## Task
Your task is to copy every line of the records below that contains "青岛荣欣鑫橡胶助剂有限公司".

## Listed records
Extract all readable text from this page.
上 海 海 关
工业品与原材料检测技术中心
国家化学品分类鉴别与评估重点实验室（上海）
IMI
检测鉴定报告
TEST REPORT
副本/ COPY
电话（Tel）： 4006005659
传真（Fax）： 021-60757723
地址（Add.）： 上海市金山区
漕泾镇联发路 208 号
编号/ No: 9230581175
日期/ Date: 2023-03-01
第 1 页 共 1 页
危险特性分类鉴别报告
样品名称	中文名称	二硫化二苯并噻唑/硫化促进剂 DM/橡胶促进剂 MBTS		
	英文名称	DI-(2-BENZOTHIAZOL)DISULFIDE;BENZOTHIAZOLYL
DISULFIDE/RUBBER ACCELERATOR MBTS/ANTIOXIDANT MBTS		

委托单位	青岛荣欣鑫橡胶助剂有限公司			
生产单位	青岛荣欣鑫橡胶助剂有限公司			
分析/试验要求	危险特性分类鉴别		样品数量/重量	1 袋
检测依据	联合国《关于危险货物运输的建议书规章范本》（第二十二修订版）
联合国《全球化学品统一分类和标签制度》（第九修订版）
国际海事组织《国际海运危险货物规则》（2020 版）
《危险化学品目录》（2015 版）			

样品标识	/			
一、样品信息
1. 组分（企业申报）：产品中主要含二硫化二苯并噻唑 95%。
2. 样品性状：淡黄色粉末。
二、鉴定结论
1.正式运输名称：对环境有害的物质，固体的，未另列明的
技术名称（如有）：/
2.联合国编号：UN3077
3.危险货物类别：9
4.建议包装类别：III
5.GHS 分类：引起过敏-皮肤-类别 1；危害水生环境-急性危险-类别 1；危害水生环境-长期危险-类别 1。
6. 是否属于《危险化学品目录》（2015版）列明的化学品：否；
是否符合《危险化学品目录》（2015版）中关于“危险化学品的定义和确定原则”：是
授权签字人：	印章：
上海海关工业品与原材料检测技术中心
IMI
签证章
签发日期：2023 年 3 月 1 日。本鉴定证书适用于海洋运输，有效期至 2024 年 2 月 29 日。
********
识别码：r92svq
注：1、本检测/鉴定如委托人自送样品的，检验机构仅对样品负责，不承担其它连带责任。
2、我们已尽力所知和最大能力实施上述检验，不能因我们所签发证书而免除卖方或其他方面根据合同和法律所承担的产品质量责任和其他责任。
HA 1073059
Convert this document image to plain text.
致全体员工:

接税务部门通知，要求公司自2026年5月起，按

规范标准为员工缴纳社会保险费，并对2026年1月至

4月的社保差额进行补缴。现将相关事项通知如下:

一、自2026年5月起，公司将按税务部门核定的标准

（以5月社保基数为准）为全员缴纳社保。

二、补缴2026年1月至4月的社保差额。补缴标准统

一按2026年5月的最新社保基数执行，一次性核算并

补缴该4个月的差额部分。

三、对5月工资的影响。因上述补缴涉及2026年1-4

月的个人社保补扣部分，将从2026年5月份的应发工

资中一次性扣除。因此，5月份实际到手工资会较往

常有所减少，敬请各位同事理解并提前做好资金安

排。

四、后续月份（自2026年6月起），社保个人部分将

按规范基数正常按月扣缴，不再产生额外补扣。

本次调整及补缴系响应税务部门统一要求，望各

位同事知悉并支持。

## Expected answer
委托单位	青岛荣欣鑫橡胶助剂有限公司			
生产单位	青岛荣欣鑫橡胶助剂有限公司			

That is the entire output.